EXERCISE DESCRIPTION:
Using the data below, copy every line that contains the word "from".

INFORMATION SHOWN:
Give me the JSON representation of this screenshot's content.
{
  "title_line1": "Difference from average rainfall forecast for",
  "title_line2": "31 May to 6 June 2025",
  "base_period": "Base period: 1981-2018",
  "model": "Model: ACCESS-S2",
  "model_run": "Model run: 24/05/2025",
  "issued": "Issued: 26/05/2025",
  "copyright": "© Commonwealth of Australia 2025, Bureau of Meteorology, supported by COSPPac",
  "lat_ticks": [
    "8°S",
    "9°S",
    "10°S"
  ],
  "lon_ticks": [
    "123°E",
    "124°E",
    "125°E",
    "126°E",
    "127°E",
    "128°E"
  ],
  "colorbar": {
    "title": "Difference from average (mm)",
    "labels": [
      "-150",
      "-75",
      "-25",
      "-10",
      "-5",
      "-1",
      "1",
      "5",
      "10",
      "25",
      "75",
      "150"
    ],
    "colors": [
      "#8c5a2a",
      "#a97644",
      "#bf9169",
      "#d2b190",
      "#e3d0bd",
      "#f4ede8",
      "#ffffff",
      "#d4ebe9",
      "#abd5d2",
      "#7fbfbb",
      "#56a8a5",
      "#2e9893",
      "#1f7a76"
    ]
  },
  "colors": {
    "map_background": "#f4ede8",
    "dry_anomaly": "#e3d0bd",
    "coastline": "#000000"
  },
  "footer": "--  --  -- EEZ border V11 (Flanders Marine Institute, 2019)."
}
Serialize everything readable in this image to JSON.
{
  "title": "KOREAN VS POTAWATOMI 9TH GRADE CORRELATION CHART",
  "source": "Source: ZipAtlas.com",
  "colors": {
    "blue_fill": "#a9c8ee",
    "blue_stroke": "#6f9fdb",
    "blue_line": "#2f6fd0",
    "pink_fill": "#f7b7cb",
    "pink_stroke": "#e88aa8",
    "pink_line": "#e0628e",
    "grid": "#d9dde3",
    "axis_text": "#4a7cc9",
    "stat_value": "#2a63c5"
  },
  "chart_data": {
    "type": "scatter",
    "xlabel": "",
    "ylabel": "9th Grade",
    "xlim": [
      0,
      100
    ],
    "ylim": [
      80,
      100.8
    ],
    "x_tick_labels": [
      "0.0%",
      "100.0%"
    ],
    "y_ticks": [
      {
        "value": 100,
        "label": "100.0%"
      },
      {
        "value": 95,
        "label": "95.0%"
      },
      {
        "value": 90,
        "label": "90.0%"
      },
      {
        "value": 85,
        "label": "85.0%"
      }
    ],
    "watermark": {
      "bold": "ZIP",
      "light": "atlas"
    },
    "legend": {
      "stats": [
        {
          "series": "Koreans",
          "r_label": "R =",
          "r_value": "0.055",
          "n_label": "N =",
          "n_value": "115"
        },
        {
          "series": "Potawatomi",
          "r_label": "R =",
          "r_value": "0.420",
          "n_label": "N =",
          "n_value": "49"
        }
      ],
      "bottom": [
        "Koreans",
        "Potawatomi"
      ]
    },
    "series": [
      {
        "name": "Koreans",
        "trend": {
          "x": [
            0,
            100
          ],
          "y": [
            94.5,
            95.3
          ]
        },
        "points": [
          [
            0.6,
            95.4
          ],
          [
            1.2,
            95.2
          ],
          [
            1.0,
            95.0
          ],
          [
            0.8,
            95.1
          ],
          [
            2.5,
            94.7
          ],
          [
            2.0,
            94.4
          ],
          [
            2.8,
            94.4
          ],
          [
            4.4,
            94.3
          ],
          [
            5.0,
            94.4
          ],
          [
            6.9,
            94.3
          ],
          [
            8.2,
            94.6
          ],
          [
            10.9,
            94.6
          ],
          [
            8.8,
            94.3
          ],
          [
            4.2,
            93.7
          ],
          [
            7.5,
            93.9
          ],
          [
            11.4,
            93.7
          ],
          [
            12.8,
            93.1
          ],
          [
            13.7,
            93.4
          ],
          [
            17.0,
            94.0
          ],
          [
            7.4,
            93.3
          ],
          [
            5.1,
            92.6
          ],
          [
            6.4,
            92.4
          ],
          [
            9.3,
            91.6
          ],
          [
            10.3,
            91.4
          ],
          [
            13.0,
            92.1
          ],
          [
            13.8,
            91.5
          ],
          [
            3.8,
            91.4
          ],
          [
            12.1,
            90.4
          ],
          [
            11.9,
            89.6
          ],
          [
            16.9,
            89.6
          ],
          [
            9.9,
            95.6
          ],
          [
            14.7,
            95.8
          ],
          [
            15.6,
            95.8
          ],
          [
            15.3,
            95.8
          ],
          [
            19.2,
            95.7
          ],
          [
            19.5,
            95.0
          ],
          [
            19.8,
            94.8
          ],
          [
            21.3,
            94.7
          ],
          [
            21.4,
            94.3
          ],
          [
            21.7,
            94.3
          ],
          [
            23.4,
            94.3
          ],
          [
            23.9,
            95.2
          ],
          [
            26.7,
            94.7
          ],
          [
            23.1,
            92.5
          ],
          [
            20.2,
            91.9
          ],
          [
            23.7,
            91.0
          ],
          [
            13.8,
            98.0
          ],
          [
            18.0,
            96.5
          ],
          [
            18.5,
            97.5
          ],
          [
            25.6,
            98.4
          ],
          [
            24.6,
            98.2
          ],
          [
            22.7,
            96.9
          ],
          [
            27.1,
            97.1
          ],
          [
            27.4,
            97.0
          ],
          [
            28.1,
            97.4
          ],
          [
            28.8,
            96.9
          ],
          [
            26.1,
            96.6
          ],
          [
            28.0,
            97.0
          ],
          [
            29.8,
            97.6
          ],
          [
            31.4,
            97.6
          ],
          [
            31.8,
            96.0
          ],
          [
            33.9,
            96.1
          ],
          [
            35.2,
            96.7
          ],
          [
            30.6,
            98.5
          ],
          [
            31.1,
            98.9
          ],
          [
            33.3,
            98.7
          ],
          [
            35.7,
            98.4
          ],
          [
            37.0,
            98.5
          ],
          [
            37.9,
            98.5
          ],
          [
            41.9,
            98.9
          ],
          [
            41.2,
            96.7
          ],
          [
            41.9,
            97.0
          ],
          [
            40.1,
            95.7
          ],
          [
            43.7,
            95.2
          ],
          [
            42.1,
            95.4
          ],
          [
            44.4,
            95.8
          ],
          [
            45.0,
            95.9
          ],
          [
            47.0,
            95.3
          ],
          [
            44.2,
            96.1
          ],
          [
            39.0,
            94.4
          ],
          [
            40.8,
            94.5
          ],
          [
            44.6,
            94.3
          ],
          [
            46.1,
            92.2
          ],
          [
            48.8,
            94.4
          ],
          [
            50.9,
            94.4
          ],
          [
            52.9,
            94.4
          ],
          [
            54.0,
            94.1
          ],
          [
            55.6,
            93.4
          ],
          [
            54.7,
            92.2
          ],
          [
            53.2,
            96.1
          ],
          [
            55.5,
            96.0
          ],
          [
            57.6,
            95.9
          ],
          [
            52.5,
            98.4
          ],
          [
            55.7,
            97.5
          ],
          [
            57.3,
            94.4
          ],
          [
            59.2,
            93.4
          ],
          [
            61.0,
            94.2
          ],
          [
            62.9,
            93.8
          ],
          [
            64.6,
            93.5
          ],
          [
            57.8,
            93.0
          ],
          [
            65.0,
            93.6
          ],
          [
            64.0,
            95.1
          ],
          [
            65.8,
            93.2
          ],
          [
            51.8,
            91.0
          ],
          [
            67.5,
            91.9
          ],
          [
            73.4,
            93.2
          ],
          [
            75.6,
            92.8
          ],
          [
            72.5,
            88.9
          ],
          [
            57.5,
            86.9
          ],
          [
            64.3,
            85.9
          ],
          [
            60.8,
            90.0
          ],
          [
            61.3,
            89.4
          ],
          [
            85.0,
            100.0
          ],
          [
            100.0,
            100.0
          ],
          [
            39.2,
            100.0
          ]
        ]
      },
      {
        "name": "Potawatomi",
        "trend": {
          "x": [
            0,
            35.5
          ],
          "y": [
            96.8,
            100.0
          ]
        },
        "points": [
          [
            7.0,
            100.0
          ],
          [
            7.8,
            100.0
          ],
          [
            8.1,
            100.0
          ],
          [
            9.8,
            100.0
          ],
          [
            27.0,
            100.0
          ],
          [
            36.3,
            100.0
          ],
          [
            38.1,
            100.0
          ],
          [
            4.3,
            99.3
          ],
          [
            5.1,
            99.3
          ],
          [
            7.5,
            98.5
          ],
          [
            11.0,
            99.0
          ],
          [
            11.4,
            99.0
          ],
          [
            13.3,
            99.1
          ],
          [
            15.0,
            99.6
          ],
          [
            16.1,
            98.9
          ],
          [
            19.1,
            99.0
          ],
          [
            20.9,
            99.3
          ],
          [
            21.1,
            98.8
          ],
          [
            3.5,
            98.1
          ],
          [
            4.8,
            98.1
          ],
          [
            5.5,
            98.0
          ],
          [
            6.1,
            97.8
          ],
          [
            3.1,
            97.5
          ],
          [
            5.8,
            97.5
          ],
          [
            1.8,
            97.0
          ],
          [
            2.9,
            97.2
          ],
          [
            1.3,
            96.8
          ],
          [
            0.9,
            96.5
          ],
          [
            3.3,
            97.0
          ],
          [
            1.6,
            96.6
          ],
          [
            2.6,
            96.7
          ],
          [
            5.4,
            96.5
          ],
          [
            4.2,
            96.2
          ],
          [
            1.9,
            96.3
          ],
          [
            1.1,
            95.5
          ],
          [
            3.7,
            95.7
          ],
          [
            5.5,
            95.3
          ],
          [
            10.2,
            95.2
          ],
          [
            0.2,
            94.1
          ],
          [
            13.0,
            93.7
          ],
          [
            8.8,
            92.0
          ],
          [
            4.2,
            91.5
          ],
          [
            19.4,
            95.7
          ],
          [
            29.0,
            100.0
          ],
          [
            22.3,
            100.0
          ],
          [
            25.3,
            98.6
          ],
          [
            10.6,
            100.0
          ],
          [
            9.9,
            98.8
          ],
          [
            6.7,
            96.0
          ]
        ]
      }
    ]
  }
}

FULL ANSWER:
  "title_line1": "Difference from average rainfall forecast for",
    "title": "Difference from average (mm)",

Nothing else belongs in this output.